Dataset entries
────────────────────────────────────────

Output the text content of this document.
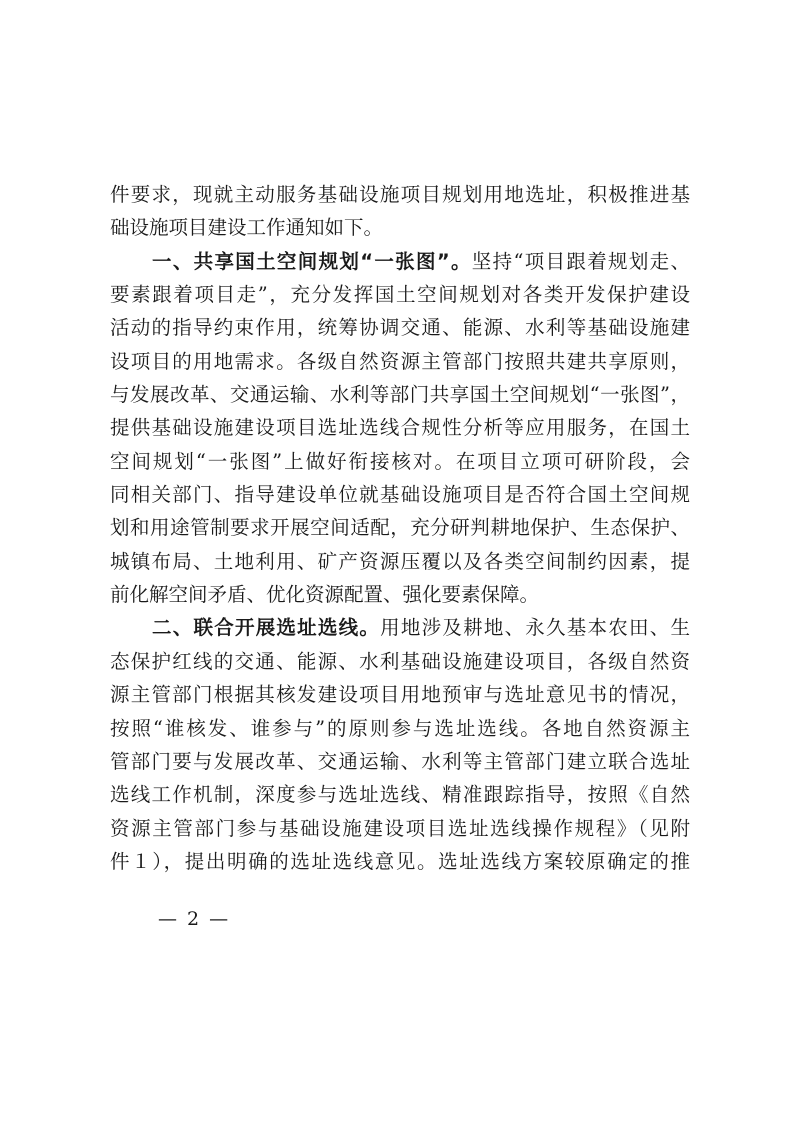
件要求，现就主动服务基础设施项目规划用地选址，积极推进基
础设施项目建设工作通知如下。
一、共享国土空间规划“一张图”。坚持“项目跟着规划走、
要素跟着项目走”，充分发挥国土空间规划对各类开发保护建设
活动的指导约束作用，统筹协调交通、能源、水利等基础设施建
设项目的用地需求。各级自然资源主管部门按照共建共享原则，
与发展改革、交通运输、水利等部门共享国土空间规划“一张图”，
提供基础设施建设项目选址选线合规性分析等应用服务，在国土
空间规划“一张图”上做好衔接核对。在项目立项可研阶段，会
同相关部门、指导建设单位就基础设施项目是否符合国土空间规
划和用途管制要求开展空间适配，充分研判耕地保护、生态保护、
城镇布局、土地利用、矿产资源压覆以及各类空间制约因素，提
前化解空间矛盾、优化资源配置、强化要素保障。
二、联合开展选址选线。用地涉及耕地、永久基本农田、生
态保护红线的交通、能源、水利基础设施建设项目，各级自然资
源主管部门根据其核发建设项目用地预审与选址意见书的情况，
按照“谁核发、谁参与”的原则参与选址选线。各地自然资源主
管部门要与发展改革、交通运输、水利等主管部门建立联合选址
选线工作机制，深度参与选址选线、精准跟踪指导，按照《自然
资源主管部门参与基础设施建设项目选址选线操作规程》（见附
件１），提出明确的选址选线意见。选址选线方案较原确定的推
— 2 —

────────────────────────────────────────

What you have to do: Give all the entries again exactly, dropping each picture.

Solution to the exercise:
Output the text content of this document.
件要求，现就主动服务基础设施项目规划用地选址，积极推进基
础设施项目建设工作通知如下。
一、共享国土空间规划“一张图”。坚持“项目跟着规划走、
要素跟着项目走”，充分发挥国土空间规划对各类开发保护建设
活动的指导约束作用，统筹协调交通、能源、水利等基础设施建
设项目的用地需求。各级自然资源主管部门按照共建共享原则，
与发展改革、交通运输、水利等部门共享国土空间规划“一张图”，
提供基础设施建设项目选址选线合规性分析等应用服务，在国土
空间规划“一张图”上做好衔接核对。在项目立项可研阶段，会
同相关部门、指导建设单位就基础设施项目是否符合国土空间规
划和用途管制要求开展空间适配，充分研判耕地保护、生态保护、
城镇布局、土地利用、矿产资源压覆以及各类空间制约因素，提
前化解空间矛盾、优化资源配置、强化要素保障。
二、联合开展选址选线。用地涉及耕地、永久基本农田、生
态保护红线的交通、能源、水利基础设施建设项目，各级自然资
源主管部门根据其核发建设项目用地预审与选址意见书的情况，
按照“谁核发、谁参与”的原则参与选址选线。各地自然资源主
管部门要与发展改革、交通运输、水利等主管部门建立联合选址
选线工作机制，深度参与选址选线、精准跟踪指导，按照《自然
资源主管部门参与基础设施建设项目选址选线操作规程》（见附
件１），提出明确的选址选线意见。选址选线方案较原确定的推
— 2 —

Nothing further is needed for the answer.